» Exercise aim
Search the material for the word "gonflables" and copy each line that holds it.

Excerpts from a figure dataset:
***

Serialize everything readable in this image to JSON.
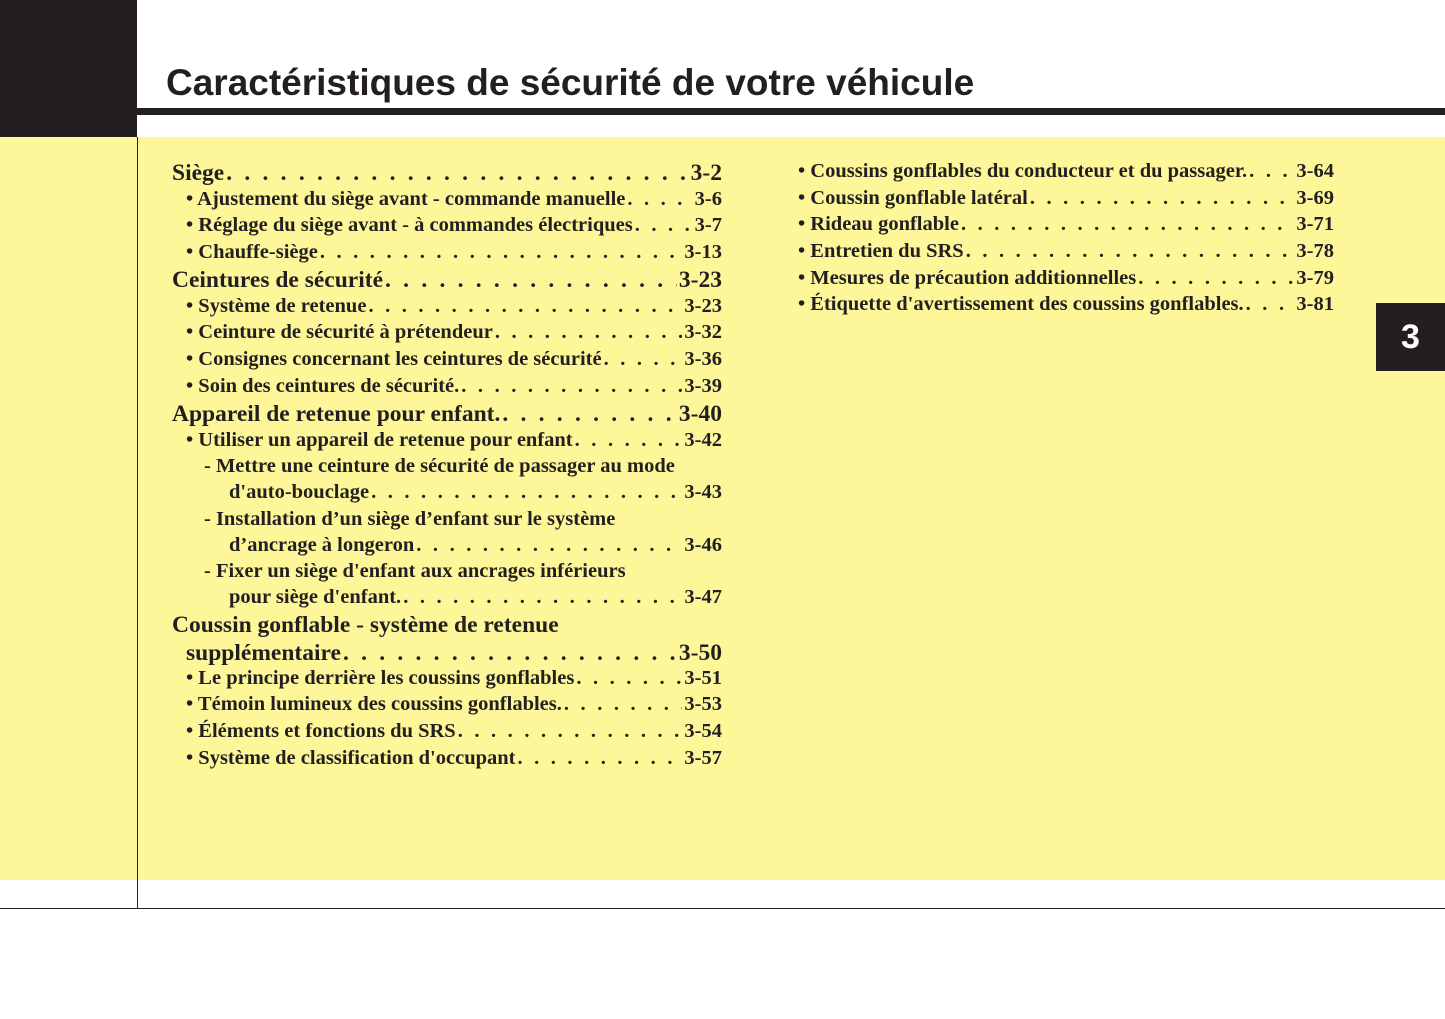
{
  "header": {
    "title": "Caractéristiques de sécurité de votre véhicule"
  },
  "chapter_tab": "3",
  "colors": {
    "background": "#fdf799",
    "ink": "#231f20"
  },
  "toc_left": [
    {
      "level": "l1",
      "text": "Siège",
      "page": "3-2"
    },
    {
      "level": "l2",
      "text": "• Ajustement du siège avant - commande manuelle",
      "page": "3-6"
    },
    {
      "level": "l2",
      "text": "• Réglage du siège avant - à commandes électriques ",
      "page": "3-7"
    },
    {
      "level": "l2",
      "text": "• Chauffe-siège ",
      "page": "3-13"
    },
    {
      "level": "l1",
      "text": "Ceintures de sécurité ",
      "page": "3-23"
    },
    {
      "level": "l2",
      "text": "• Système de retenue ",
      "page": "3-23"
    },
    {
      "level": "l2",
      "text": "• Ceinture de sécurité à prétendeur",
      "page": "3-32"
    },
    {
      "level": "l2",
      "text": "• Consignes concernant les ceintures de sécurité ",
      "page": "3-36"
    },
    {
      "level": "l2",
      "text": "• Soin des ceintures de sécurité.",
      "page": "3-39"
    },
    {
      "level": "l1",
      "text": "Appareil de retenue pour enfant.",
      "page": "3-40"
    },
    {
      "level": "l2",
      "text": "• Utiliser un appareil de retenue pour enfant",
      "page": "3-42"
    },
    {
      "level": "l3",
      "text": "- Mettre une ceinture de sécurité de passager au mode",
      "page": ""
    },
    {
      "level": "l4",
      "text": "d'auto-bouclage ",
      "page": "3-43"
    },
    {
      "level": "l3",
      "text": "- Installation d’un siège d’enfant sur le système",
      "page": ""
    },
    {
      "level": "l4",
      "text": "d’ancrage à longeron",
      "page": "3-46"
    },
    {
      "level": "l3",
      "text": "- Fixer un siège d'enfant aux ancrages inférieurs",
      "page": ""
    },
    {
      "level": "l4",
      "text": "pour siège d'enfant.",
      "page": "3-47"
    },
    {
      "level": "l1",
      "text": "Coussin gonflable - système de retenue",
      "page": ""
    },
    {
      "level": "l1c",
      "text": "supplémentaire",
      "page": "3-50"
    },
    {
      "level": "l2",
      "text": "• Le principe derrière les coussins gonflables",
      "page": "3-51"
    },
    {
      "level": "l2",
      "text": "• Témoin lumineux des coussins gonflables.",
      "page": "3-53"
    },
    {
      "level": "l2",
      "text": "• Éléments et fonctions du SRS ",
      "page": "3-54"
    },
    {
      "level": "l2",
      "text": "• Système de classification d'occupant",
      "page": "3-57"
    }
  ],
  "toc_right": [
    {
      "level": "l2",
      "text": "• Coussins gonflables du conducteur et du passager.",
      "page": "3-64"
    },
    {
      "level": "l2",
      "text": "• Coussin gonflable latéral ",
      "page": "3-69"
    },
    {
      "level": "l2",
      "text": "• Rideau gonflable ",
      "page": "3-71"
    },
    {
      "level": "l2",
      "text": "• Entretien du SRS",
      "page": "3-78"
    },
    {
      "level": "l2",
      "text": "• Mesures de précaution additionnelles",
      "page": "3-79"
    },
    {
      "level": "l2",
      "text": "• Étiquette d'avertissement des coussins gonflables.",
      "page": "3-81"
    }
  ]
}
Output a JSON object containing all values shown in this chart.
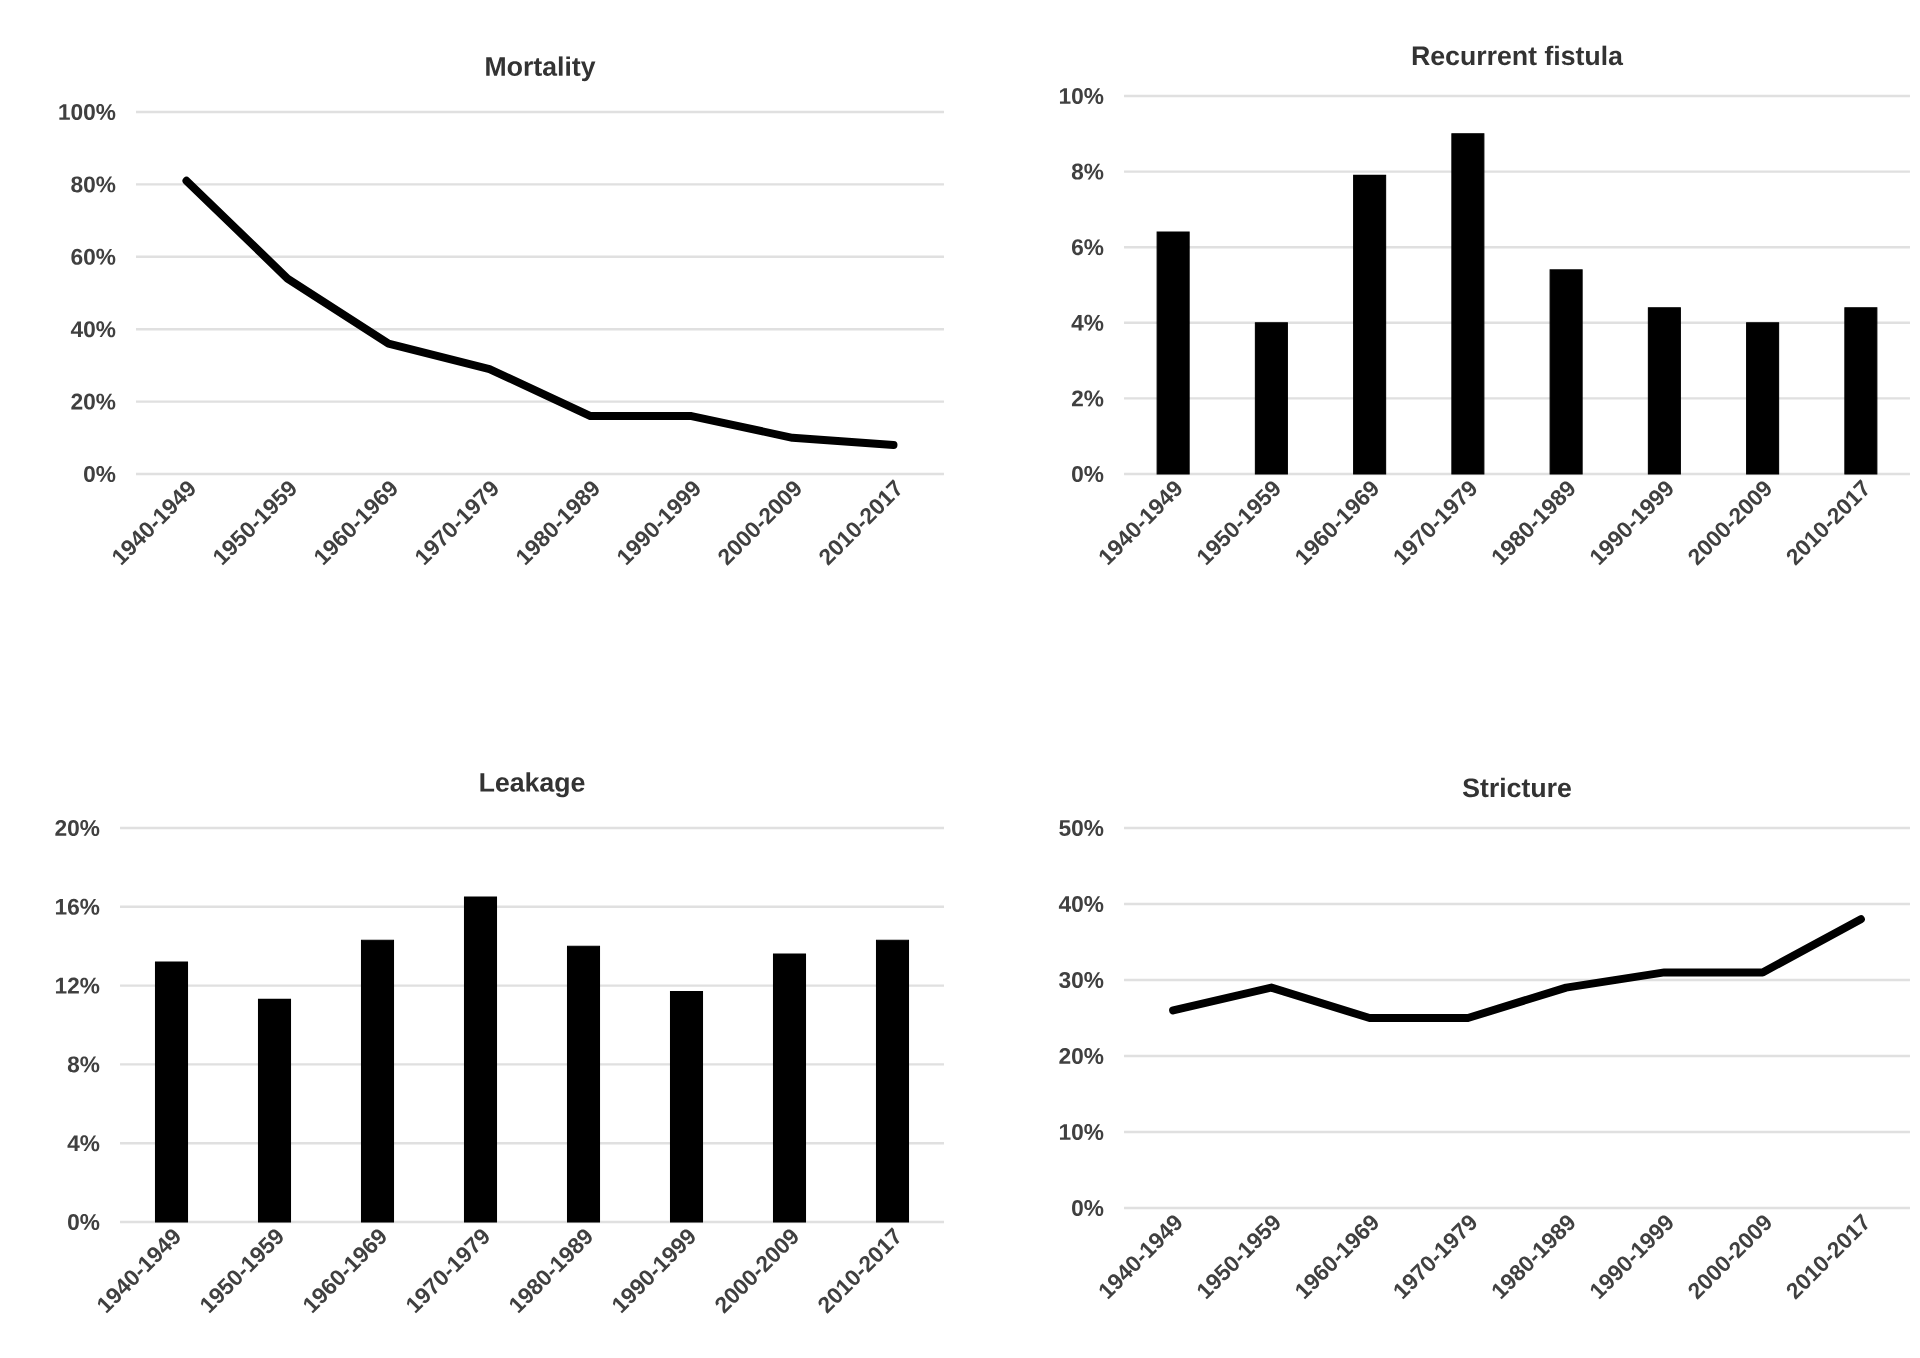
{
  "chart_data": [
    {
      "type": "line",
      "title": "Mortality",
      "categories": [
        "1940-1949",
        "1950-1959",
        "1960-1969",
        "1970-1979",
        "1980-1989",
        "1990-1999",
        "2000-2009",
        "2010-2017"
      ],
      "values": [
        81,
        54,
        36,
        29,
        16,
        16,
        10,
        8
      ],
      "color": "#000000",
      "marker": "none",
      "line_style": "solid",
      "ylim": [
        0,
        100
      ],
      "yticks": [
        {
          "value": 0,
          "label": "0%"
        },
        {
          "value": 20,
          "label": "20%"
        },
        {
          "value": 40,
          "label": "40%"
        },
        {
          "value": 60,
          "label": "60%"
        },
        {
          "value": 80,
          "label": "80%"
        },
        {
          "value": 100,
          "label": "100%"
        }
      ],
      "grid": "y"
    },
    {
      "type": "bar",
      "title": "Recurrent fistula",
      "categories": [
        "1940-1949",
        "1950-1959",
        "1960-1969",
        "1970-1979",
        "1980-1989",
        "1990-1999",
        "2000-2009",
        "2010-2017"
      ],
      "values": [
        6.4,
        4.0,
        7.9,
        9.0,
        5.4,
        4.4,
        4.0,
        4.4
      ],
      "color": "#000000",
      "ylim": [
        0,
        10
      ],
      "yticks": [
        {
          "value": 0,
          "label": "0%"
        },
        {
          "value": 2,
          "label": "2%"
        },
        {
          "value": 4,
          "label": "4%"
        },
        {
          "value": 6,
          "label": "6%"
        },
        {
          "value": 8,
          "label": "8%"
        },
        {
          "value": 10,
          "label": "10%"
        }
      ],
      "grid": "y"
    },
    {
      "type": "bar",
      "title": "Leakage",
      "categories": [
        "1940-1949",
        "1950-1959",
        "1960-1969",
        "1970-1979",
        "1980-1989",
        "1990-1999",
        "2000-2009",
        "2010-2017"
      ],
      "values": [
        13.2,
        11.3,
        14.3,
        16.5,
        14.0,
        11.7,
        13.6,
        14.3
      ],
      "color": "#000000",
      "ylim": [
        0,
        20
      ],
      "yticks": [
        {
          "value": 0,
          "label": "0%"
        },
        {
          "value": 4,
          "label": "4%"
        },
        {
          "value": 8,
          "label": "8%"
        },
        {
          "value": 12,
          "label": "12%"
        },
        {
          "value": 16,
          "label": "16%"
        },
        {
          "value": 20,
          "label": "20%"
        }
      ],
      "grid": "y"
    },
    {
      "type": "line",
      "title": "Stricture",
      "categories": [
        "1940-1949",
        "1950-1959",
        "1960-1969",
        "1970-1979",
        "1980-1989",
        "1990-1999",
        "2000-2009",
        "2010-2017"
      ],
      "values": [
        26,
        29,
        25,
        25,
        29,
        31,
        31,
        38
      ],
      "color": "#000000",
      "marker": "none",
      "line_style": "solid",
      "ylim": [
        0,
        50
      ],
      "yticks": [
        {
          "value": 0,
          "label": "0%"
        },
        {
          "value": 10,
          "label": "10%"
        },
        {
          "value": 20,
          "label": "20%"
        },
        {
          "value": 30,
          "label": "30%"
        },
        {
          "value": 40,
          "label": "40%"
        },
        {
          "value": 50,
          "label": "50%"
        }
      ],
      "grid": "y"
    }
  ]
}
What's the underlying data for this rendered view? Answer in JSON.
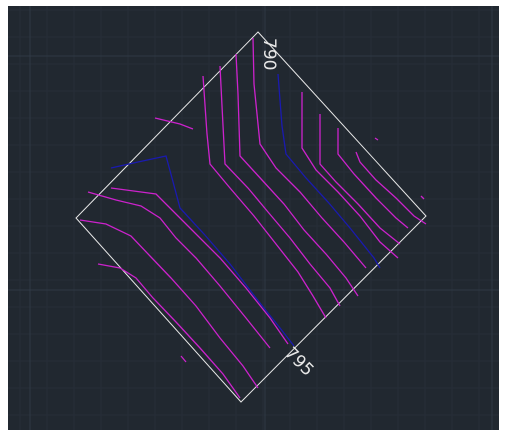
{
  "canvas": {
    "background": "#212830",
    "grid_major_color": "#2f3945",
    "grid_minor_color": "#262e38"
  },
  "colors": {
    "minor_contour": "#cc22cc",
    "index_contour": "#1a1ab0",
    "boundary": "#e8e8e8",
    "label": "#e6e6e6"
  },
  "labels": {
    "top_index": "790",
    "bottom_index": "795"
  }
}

***

» Exercise solution
      "text": "• Le principe derrière les coussins gonflables",
      "text": "• Témoin lumineux des coussins gonflables.",
      "text": "• Coussins gonflables du conducteur et du passager.",
      "text": "• Étiquette d'avertissement des coussins gonflables.",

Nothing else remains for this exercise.